WHAT YOU SHOULD DO —
Only the pictures are omitted; repeat all other data exactly.

TASK DATA —
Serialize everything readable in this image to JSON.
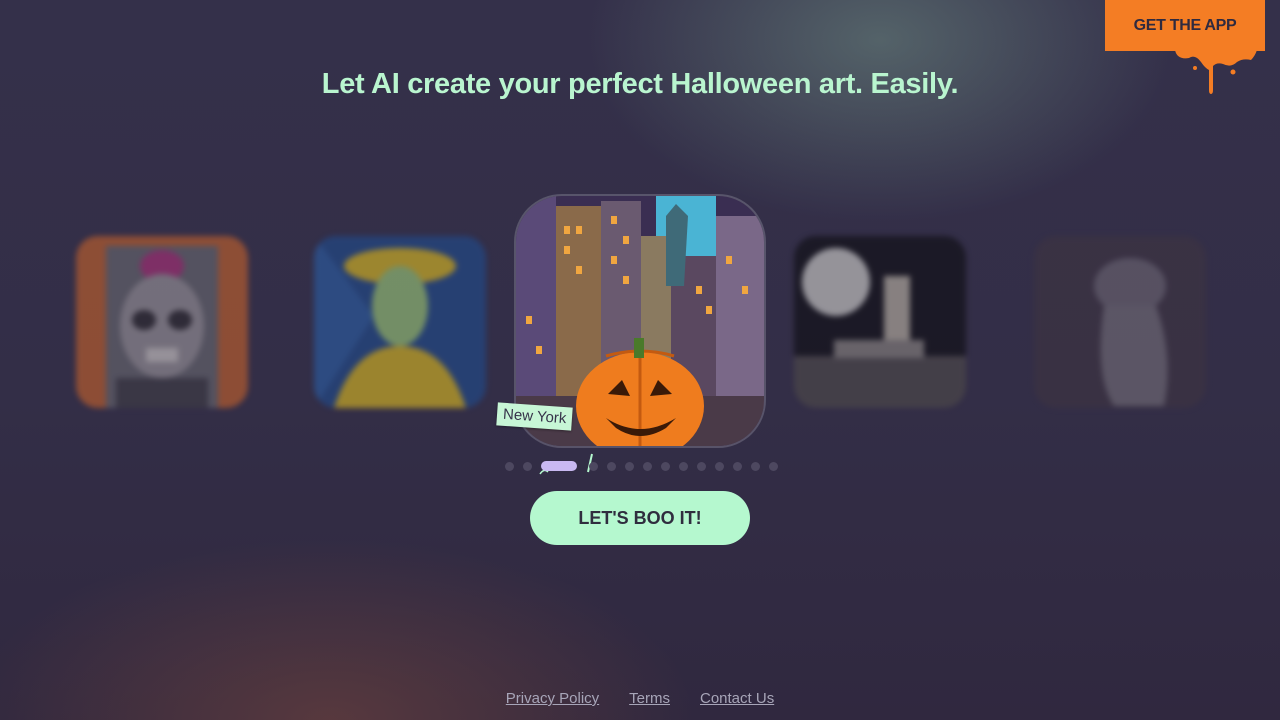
{
  "header": {
    "cta_label": "GET THE APP",
    "cta_color": "#f47d24",
    "headline": "Let AI create your perfect Halloween art. Easily."
  },
  "carousel": {
    "active_index": 1,
    "total_slides": 15,
    "slides": [
      {
        "name": "skull-portrait-image"
      },
      {
        "name": "scarecrow-painting-image"
      },
      {
        "name": "new-york-pumpkin-image",
        "tag": "New York"
      },
      {
        "name": "moon-skeleton-image"
      },
      {
        "name": "ghost-cat-image"
      }
    ]
  },
  "cta": {
    "label": "LET'S BOO IT!",
    "color": "#b5f8cf"
  },
  "footer": {
    "links": [
      "Privacy Policy",
      "Terms",
      "Contact Us"
    ]
  }
}
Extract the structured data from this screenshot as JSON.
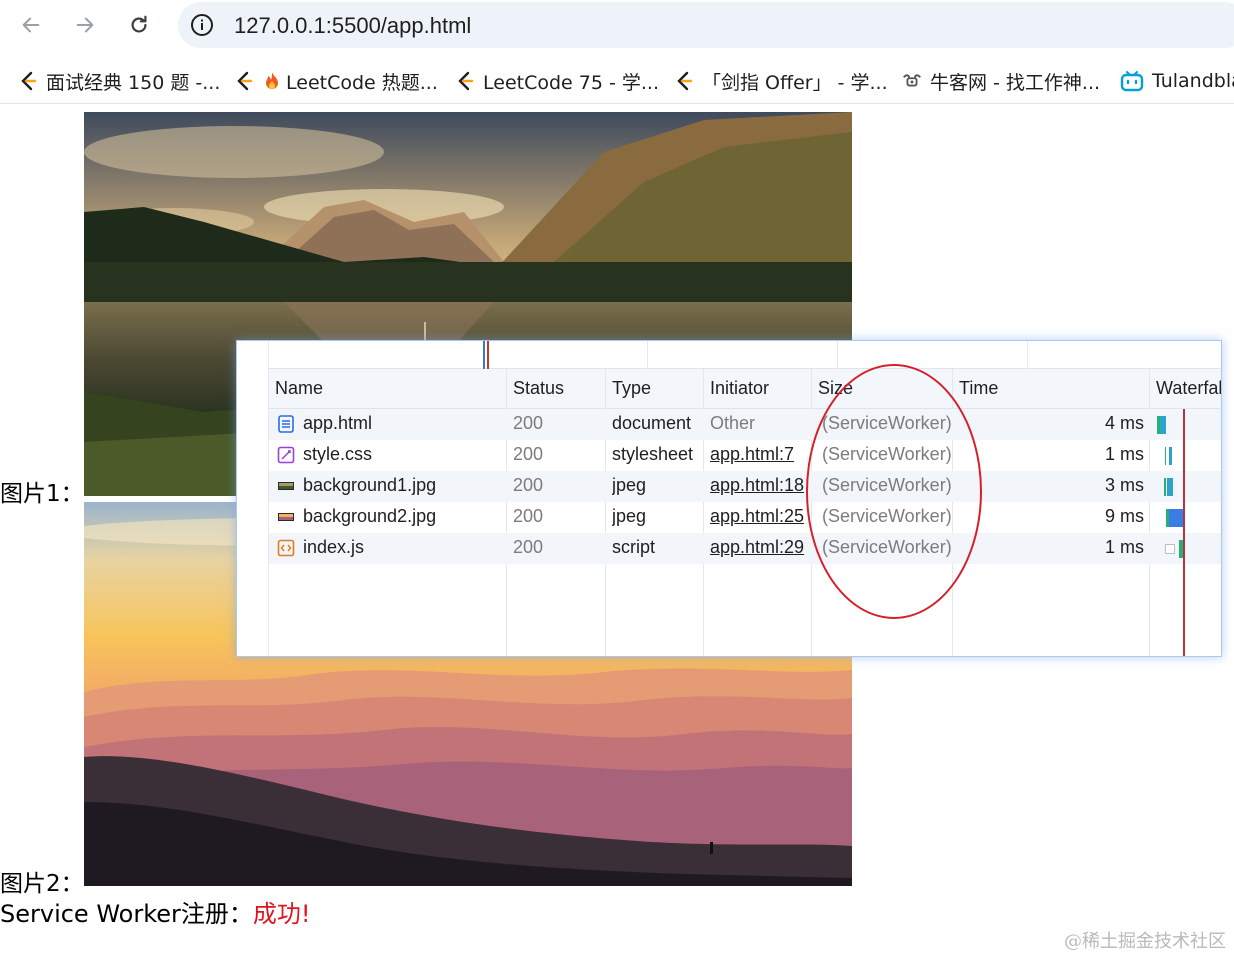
{
  "browser": {
    "url": "127.0.0.1:5500/app.html",
    "nav_icons": [
      "back-arrow-icon",
      "forward-arrow-icon",
      "reload-icon",
      "info-icon"
    ]
  },
  "bookmarks": [
    {
      "label": "面试经典 150 题 -...",
      "icon": "leetcode-icon"
    },
    {
      "label": "LeetCode 热题...",
      "icon": "leetcode-icon"
    },
    {
      "label": "LeetCode 75 - 学...",
      "icon": "leetcode-icon"
    },
    {
      "label": "「剑指 Offer」 - 学...",
      "icon": "leetcode-icon"
    },
    {
      "label": "牛客网 - 找工作神...",
      "icon": "nowcoder-icon"
    },
    {
      "label": "Tulandbla",
      "icon": "bilibili-icon"
    }
  ],
  "page": {
    "caption1": "图片1：",
    "caption2": "图片2：",
    "sw_label": "Service Worker注册：",
    "sw_status": "成功!",
    "status_color": "#e0141e"
  },
  "network": {
    "columns": [
      "Name",
      "Status",
      "Type",
      "Initiator",
      "Size",
      "Time",
      "Waterfall"
    ],
    "rows": [
      {
        "name": "app.html",
        "icon": "document-icon",
        "status": "200",
        "type": "document",
        "initiator": "Other",
        "initiator_link": false,
        "size": "(ServiceWorker)",
        "time": "4 ms",
        "waterfall_level": 0.6
      },
      {
        "name": "style.css",
        "icon": "stylesheet-icon",
        "status": "200",
        "type": "stylesheet",
        "initiator": "app.html:7",
        "initiator_link": true,
        "size": "(ServiceWorker)",
        "time": "1 ms",
        "waterfall_level": 0.2
      },
      {
        "name": "background1.jpg",
        "icon": "image-icon",
        "status": "200",
        "type": "jpeg",
        "initiator": "app.html:18",
        "initiator_link": true,
        "size": "(ServiceWorker)",
        "time": "3 ms",
        "waterfall_level": 0.5
      },
      {
        "name": "background2.jpg",
        "icon": "image-icon",
        "status": "200",
        "type": "jpeg",
        "initiator": "app.html:25",
        "initiator_link": true,
        "size": "(ServiceWorker)",
        "time": "9 ms",
        "waterfall_level": 1.0
      },
      {
        "name": "index.js",
        "icon": "script-icon",
        "status": "200",
        "type": "script",
        "initiator": "app.html:29",
        "initiator_link": true,
        "size": "(ServiceWorker)",
        "time": "1 ms",
        "waterfall_level": 0.2
      }
    ],
    "highlight_color": "#d5202a"
  },
  "watermark": "@稀土掘金技术社区"
}
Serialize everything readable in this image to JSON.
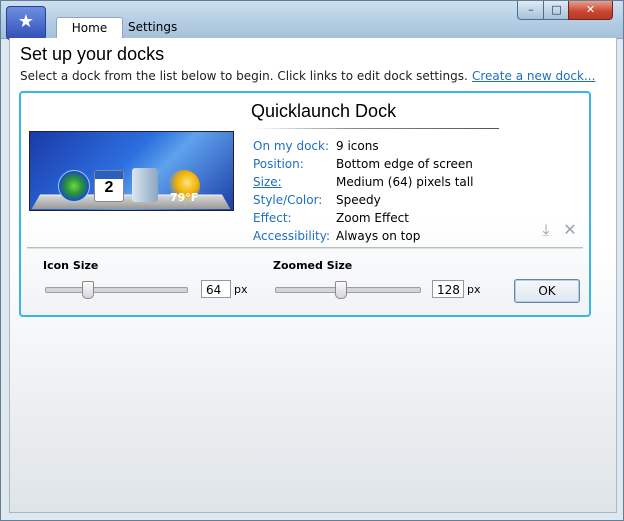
{
  "window": {
    "tabs": [
      {
        "label": "Home",
        "active": true
      },
      {
        "label": "Settings",
        "active": false
      }
    ],
    "controls": {
      "minimize": "–",
      "maximize": "□",
      "close": "✕"
    },
    "app_icon": "rocketdock-icon"
  },
  "page": {
    "heading": "Set up your docks",
    "instructions": "Select a dock from the list below to begin. Click links to edit dock settings.",
    "create_link": "Create a new dock..."
  },
  "dock": {
    "title": "Quicklaunch Dock",
    "preview_icons": [
      "windows-start-icon",
      "calendar-icon",
      "finder-icon",
      "weather-icon"
    ],
    "calendar_day": "2",
    "weather_temp": "79°F",
    "details": [
      {
        "label": "On my dock:",
        "value": "9 icons",
        "link": false
      },
      {
        "label": "Position:",
        "value": "Bottom edge of screen",
        "link": false
      },
      {
        "label": "Size:",
        "value": "Medium (64) pixels tall",
        "link": true
      },
      {
        "label": "Style/Color:",
        "value": "Speedy",
        "link": false
      },
      {
        "label": "Effect:",
        "value": "Zoom Effect",
        "link": false
      },
      {
        "label": "Accessibility:",
        "value": "Always on top",
        "link": false
      }
    ],
    "icon_size": {
      "label": "Icon Size",
      "value": "64",
      "unit": "px",
      "slider_fraction": 0.3
    },
    "zoomed_size": {
      "label": "Zoomed Size",
      "value": "128",
      "unit": "px",
      "slider_fraction": 0.45
    },
    "ok_label": "OK"
  },
  "colors": {
    "accent": "#3cb5e4",
    "link": "#1f6fc0"
  }
}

SOLUTION —
Serialize everything readable in this image to JSON.
{
  "header": {
    "cta_label": "GET THE APP",
    "cta_color": "#f47d24",
    "headline": "Let AI create your perfect Halloween art. Easily."
  },
  "carousel": {
    "active_index": 1,
    "total_slides": 15,
    "slides": [
      {
        "name": "skull-portrait-image"
      },
      {
        "name": "scarecrow-painting-image"
      },
      {
        "name": "new-york-pumpkin-image",
        "tag": "New York"
      },
      {
        "name": "moon-skeleton-image"
      },
      {
        "name": "ghost-cat-image"
      }
    ]
  },
  "cta": {
    "label": "LET'S BOO IT!",
    "color": "#b5f8cf"
  },
  "footer": {
    "links": [
      "Privacy Policy",
      "Terms",
      "Contact Us"
    ]
  }
}
Extract the structured data from this screenshot as JSON.
{
  "browser": {
    "url": "127.0.0.1:5500/app.html",
    "nav_icons": [
      "back-arrow-icon",
      "forward-arrow-icon",
      "reload-icon",
      "info-icon"
    ]
  },
  "bookmarks": [
    {
      "label": "面试经典 150 题 -...",
      "icon": "leetcode-icon"
    },
    {
      "label": "LeetCode 热题...",
      "icon": "leetcode-icon"
    },
    {
      "label": "LeetCode 75 - 学...",
      "icon": "leetcode-icon"
    },
    {
      "label": "「剑指 Offer」 - 学...",
      "icon": "leetcode-icon"
    },
    {
      "label": "牛客网 - 找工作神...",
      "icon": "nowcoder-icon"
    },
    {
      "label": "Tulandbla",
      "icon": "bilibili-icon"
    }
  ],
  "page": {
    "caption1": "图片1：",
    "caption2": "图片2：",
    "sw_label": "Service Worker注册：",
    "sw_status": "成功!",
    "status_color": "#e0141e"
  },
  "network": {
    "columns": [
      "Name",
      "Status",
      "Type",
      "Initiator",
      "Size",
      "Time",
      "Waterfall"
    ],
    "rows": [
      {
        "name": "app.html",
        "icon": "document-icon",
        "status": "200",
        "type": "document",
        "initiator": "Other",
        "initiator_link": false,
        "size": "(ServiceWorker)",
        "time": "4 ms",
        "waterfall_level": 0.6
      },
      {
        "name": "style.css",
        "icon": "stylesheet-icon",
        "status": "200",
        "type": "stylesheet",
        "initiator": "app.html:7",
        "initiator_link": true,
        "size": "(ServiceWorker)",
        "time": "1 ms",
        "waterfall_level": 0.2
      },
      {
        "name": "background1.jpg",
        "icon": "image-icon",
        "status": "200",
        "type": "jpeg",
        "initiator": "app.html:18",
        "initiator_link": true,
        "size": "(ServiceWorker)",
        "time": "3 ms",
        "waterfall_level": 0.5
      },
      {
        "name": "background2.jpg",
        "icon": "image-icon",
        "status": "200",
        "type": "jpeg",
        "initiator": "app.html:25",
        "initiator_link": true,
        "size": "(ServiceWorker)",
        "time": "9 ms",
        "waterfall_level": 1.0
      },
      {
        "name": "index.js",
        "icon": "script-icon",
        "status": "200",
        "type": "script",
        "initiator": "app.html:29",
        "initiator_link": true,
        "size": "(ServiceWorker)",
        "time": "1 ms",
        "waterfall_level": 0.2
      }
    ],
    "highlight_color": "#d5202a"
  },
  "watermark": "@稀土掘金技术社区"
}
Serialize everything readable in this image to JSON.
{
  "window": {
    "tabs": [
      {
        "label": "Home",
        "active": true
      },
      {
        "label": "Settings",
        "active": false
      }
    ],
    "controls": {
      "minimize": "–",
      "maximize": "□",
      "close": "✕"
    },
    "app_icon": "rocketdock-icon"
  },
  "page": {
    "heading": "Set up your docks",
    "instructions": "Select a dock from the list below to begin. Click links to edit dock settings.",
    "create_link": "Create a new dock..."
  },
  "dock": {
    "title": "Quicklaunch Dock",
    "preview_icons": [
      "windows-start-icon",
      "calendar-icon",
      "finder-icon",
      "weather-icon"
    ],
    "calendar_day": "2",
    "weather_temp": "79°F",
    "details": [
      {
        "label": "On my dock:",
        "value": "9 icons",
        "link": false
      },
      {
        "label": "Position:",
        "value": "Bottom edge of screen",
        "link": false
      },
      {
        "label": "Size:",
        "value": "Medium (64) pixels tall",
        "link": true
      },
      {
        "label": "Style/Color:",
        "value": "Speedy",
        "link": false
      },
      {
        "label": "Effect:",
        "value": "Zoom Effect",
        "link": false
      },
      {
        "label": "Accessibility:",
        "value": "Always on top",
        "link": false
      }
    ],
    "icon_size": {
      "label": "Icon Size",
      "value": "64",
      "unit": "px",
      "slider_fraction": 0.3
    },
    "zoomed_size": {
      "label": "Zoomed Size",
      "value": "128",
      "unit": "px",
      "slider_fraction": 0.45
    },
    "ok_label": "OK"
  },
  "colors": {
    "accent": "#3cb5e4",
    "link": "#1f6fc0"
  }
}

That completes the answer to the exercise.